GIVEN INSTRUCTION A: Return the lines of the dataset entries without changes, beginning with the first line of the entries and ending after the line that contains "row-callback-number: 0312345678: [598, 395, 692, 410]".

━━━ SELECTED TEXT

Can a server demux more than one client?

Yes. If clients have different (ip, port), then the server can demux on that. If a client uses the same (ip, port) for more than one connection, connection ID can be used to demux.

slide-28
SLIDE 28

When QUIC connections should be kept alive

Keeping connections alive allows the client to receive messages from the server. But keeping connections alive may also use battery. Recommendation: Keep a QUIC connection alive if you're a client that needs to receive messages (such as presentation connection messages) or a server that needs to send them. Otherwise, close the QUIC connection and reconnect when you need to (treat QUIC connections as ephemeral) Also allow apps to keep connections alive if they have per-connection costs (auth) TODO: Add an API for controlling connection timeout (default: none) Maybe considering allowing clients to give servers a port they can reconnect to if desired.

slide-29
SLIDE 29

How QUIC connections should be kept alive

If you're on a LAN, you technically could keep the QUIC connection state in memory indefinitely. If the other side just disappears (unplugged; battery dies), you wouldn't know. So, it's nice to ping the remote side occasionally to make sure it's still there. But how and how often?

slide-30
SLIDE 30

How to send pings

  • ICE

○ ICE already does regular pings, so if/when ICE is used with OSP, we won't want or need extra pings. ○ But using ICE for on-LAN cases a lot of extra complexity for something very simple.

  • QUIC

○ QUIC has built-in ping/pong frames. ○ But QUIC libraries won't necessarily expose the ability to send or receive them to apps ■ (Chromium's impl allows sending easily, but not receiving)

  • OSP

○ We could send pings in QUIC stream as part of OSP ○ It's more to define, but we can also piggyback status info ○ Works even if we use something other than QUIC as the substrate someday

Recommendation: add a ping/status message to OSP

slide-31
SLIDE 31

How often to send pings

More often: uses more network/battery Less often: learn later that a device has gone away ICE magic numbers are every 20-30 seconds Recommendation:

  • Send every 25s (unless other request/response traffic fulfills same need)

━━━━━━

GIVEN INSTRUCTION B: Retype the full text on QUIC connections without changing anything.

━━━ RAW RECORDS

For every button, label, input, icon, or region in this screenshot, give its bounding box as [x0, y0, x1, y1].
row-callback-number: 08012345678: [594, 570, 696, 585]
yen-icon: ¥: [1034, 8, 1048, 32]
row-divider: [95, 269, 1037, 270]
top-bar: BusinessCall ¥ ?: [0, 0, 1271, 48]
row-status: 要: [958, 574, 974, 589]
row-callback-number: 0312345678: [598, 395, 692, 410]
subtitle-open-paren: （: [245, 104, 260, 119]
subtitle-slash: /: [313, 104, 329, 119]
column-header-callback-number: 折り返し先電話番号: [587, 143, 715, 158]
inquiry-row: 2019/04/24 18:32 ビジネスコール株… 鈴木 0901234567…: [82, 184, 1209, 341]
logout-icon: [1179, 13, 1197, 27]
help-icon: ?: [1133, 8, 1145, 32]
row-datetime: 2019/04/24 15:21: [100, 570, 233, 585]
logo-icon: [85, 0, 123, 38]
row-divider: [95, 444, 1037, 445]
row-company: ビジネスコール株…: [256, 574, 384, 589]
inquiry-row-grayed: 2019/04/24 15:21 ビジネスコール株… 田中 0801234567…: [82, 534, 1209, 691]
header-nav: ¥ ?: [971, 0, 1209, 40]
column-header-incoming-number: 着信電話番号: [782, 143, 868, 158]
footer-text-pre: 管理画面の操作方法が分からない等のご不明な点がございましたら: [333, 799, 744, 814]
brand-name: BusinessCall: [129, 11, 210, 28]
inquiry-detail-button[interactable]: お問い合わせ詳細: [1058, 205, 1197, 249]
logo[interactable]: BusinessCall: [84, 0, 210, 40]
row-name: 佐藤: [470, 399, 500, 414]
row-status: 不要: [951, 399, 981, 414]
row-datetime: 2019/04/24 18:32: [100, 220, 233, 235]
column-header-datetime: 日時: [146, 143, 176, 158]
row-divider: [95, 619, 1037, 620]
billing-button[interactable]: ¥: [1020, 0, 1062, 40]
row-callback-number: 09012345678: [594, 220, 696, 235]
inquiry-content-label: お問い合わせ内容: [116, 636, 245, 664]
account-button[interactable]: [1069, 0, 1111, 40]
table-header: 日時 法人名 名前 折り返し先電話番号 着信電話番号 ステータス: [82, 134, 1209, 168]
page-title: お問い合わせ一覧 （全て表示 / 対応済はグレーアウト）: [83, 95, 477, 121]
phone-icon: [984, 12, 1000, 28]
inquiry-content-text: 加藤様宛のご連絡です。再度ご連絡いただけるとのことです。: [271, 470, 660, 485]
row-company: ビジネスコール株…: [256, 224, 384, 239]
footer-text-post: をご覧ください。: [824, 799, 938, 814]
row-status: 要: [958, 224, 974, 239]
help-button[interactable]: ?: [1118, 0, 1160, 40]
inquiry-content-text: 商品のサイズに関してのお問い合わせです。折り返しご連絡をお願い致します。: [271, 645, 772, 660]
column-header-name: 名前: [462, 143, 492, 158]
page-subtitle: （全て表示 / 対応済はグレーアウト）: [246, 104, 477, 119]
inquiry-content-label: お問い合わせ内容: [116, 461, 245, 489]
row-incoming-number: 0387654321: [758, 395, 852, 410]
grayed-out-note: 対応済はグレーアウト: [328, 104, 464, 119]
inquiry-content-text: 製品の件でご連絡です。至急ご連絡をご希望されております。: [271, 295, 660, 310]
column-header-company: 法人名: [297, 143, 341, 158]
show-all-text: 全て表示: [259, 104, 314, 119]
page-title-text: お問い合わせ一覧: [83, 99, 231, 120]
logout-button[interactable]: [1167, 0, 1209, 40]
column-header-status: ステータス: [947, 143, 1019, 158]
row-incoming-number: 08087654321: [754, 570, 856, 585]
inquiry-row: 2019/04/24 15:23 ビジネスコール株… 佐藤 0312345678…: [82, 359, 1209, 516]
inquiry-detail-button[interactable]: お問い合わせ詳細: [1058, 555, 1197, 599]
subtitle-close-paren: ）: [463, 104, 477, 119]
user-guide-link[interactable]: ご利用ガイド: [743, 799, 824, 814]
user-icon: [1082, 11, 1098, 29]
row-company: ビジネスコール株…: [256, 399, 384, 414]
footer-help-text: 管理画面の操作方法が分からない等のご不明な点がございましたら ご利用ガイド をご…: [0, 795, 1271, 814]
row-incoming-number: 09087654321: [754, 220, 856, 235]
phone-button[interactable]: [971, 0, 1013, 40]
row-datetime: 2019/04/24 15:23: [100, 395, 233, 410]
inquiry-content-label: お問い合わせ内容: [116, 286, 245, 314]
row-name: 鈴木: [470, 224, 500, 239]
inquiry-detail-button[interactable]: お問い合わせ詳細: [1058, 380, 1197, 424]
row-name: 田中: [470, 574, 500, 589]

━━━━━━

SOLUTION A:
For every button, label, input, icon, or region in this screenshot, give its bounding box as [x0, y0, x1, y1].
row-callback-number: 08012345678: [594, 570, 696, 585]
yen-icon: ¥: [1034, 8, 1048, 32]
row-divider: [95, 269, 1037, 270]
top-bar: BusinessCall ¥ ?: [0, 0, 1271, 48]
row-status: 要: [958, 574, 974, 589]
row-callback-number: 0312345678: [598, 395, 692, 410]

SOLUTION B:
Can a server demux more than one client?

Yes. If clients have different (ip, port), then the server can demux on that. If a client uses the same (ip, port) for more than one connection, connection ID can be used to demux.

slide-28
SLIDE 28

When QUIC connections should be kept alive

Keeping connections alive allows the client to receive messages from the server. But keeping connections alive may also use battery. Recommendation: Keep a QUIC connection alive if you're a client that needs to receive messages (such as presentation connection messages) or a server that needs to send them. Otherwise, close the QUIC connection and reconnect when you need to (treat QUIC connections as ephemeral) Also allow apps to keep connections alive if they have per-connection costs (auth) TODO: Add an API for controlling connection timeout (default: none) Maybe considering allowing clients to give servers a port they can reconnect to if desired.

slide-29
SLIDE 29

How QUIC connections should be kept alive

If you're on a LAN, you technically could keep the QUIC connection state in memory indefinitely. If the other side just disappears (unplugged; battery dies), you wouldn't know. So, it's nice to ping the remote side occasionally to make sure it's still there. But how and how often?

slide-30
SLIDE 30

How to send pings

  • ICE

○ ICE already does regular pings, so if/when ICE is used with OSP, we won't want or need extra pings. ○ But using ICE for on-LAN cases a lot of extra complexity for something very simple.

  • QUIC

○ QUIC has built-in ping/pong frames. ○ But QUIC libraries won't necessarily expose the ability to send or receive them to apps ■ (Chromium's impl allows sending easily, but not receiving)

  • OSP

○ We could send pings in QUIC stream as part of OSP ○ It's more to define, but we can also piggyback status info ○ Works even if we use something other than QUIC as the substrate someday

Recommendation: add a ping/status message to OSP

slide-31
SLIDE 31

How often to send pings

More often: uses more network/battery Less often: learn later that a device has gone away ICE magic numbers are every 20-30 seconds Recommendation:

  • Send every 25s (unless other request/response traffic fulfills same need)